### Work to be completed
Starting at the beginning of the records and ending with the line that contains "list2-item: 2 −", inclusive, render each line as one string in a JSON list, omitting blank lines.

Annotated region listings:
------------------------
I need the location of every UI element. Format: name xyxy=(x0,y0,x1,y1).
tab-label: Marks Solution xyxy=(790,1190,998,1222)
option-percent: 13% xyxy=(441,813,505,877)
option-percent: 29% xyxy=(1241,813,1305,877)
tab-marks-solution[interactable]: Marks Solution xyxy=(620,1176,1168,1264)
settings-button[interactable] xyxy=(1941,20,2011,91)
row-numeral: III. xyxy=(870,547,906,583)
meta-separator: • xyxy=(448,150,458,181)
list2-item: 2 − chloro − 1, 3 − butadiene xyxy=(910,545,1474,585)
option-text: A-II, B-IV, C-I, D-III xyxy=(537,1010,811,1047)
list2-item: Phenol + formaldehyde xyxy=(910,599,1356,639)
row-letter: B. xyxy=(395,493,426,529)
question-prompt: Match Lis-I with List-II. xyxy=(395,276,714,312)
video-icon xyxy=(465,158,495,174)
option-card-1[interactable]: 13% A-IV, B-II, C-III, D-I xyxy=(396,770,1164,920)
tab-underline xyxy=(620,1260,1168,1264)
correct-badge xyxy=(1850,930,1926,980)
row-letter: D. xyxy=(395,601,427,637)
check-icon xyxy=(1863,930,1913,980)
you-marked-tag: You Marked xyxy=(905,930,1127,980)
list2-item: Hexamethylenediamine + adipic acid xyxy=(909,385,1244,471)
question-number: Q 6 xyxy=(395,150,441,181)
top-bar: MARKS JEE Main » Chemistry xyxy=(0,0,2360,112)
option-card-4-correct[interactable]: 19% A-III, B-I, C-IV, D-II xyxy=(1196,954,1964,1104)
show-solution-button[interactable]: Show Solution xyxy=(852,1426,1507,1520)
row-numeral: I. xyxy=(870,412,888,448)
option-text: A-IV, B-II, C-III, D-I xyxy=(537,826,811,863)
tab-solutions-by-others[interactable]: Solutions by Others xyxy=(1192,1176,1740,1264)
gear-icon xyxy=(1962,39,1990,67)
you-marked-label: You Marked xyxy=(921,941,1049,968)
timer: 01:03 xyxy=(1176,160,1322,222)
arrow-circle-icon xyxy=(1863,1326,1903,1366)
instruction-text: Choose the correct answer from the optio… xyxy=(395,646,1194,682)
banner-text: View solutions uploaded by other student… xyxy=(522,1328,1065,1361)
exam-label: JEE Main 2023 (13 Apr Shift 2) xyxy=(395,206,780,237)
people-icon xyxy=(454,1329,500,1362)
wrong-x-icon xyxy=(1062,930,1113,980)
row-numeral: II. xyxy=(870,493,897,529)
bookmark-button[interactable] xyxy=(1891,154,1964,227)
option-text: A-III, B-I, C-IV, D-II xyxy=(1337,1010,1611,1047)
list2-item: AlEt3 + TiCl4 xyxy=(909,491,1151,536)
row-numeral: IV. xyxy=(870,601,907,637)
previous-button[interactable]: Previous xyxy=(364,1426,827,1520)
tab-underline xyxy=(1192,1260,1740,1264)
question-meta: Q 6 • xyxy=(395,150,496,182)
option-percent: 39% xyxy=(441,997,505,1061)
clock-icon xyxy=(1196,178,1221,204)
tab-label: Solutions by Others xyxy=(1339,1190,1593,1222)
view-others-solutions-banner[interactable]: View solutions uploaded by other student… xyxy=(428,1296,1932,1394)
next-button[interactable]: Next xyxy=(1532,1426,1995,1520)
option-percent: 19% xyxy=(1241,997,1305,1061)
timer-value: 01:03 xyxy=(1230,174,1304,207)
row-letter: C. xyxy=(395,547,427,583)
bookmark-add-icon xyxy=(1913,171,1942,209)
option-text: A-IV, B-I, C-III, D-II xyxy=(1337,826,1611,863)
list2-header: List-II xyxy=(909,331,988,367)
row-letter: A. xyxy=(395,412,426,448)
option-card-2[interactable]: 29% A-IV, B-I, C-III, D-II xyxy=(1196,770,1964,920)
------------------------
### Answer to this exercise
[
  "I need the location of every UI element. Format: name xyxy=(x0,y0,x1,y1).",
  "tab-label: Marks Solution xyxy=(790,1190,998,1222)",
  "option-percent: 13% xyxy=(441,813,505,877)",
  "option-percent: 29% xyxy=(1241,813,1305,877)",
  "tab-marks-solution[interactable]: Marks Solution xyxy=(620,1176,1168,1264)",
  "settings-button[interactable] xyxy=(1941,20,2011,91)",
  "row-numeral: III. xyxy=(870,547,906,583)",
  "meta-separator: • xyxy=(448,150,458,181)",
  "list2-item: 2 − chloro − 1, 3 − butadiene xyxy=(910,545,1474,585)"
]